▸ GOAL
Examine each line of the data. Copy those that contain the string "fraction".

........

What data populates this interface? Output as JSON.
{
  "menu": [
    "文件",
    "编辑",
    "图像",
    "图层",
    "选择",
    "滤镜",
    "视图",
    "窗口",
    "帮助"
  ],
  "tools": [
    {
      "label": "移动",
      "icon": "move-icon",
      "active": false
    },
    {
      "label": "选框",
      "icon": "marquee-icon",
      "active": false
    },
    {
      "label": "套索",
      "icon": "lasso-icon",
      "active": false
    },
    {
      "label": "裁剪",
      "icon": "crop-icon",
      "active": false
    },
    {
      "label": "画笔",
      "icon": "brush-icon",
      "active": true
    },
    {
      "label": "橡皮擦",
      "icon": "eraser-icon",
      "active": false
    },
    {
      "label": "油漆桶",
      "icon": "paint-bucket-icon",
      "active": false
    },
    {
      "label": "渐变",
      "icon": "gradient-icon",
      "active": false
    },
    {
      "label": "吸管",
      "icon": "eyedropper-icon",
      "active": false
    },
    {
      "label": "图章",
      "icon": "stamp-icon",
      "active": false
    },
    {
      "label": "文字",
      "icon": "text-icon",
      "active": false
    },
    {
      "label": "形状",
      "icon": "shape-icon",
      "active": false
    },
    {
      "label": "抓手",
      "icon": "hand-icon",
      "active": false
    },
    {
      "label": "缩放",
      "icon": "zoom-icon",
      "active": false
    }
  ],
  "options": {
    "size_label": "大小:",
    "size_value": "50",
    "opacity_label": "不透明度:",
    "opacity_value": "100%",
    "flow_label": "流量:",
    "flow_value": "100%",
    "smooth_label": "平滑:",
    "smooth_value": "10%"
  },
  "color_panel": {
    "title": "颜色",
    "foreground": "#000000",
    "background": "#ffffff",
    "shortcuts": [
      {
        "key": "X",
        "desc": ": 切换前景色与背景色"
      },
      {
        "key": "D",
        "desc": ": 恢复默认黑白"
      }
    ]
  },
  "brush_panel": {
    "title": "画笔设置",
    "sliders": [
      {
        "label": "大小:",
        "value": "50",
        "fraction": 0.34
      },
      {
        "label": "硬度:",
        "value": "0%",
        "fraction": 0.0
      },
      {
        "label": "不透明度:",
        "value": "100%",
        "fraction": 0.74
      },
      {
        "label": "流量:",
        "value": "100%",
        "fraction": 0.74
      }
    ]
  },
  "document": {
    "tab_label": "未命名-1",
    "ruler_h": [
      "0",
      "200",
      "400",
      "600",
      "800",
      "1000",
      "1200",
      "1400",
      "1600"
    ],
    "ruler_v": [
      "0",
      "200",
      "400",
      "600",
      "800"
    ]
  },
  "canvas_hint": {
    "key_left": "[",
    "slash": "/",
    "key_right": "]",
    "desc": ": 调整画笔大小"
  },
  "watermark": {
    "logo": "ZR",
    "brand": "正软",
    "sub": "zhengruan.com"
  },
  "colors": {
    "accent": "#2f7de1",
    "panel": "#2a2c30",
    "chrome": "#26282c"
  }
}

........

▸ RESPONSE
        "fraction": 0.34
        "fraction": 0.0
        "fraction": 0.74
        "fraction": 0.74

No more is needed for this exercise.